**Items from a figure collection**
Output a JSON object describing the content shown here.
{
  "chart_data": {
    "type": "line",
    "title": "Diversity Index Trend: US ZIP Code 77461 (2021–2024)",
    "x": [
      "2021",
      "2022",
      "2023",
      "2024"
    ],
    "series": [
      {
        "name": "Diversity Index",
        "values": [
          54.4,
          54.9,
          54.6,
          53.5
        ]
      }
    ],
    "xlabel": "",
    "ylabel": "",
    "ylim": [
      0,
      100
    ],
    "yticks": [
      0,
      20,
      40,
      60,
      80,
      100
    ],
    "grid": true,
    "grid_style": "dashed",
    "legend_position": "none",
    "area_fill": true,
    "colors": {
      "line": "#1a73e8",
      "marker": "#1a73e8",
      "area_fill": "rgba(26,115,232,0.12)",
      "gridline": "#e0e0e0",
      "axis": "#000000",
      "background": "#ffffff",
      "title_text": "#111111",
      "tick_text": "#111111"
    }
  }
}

**Do this**
Return each line of the data that contains the string "Diversity".

**Answer to this task**
    "title": "Diversity Index Trend: US ZIP Code 77461 (2021–2024)",
        "name": "Diversity Index",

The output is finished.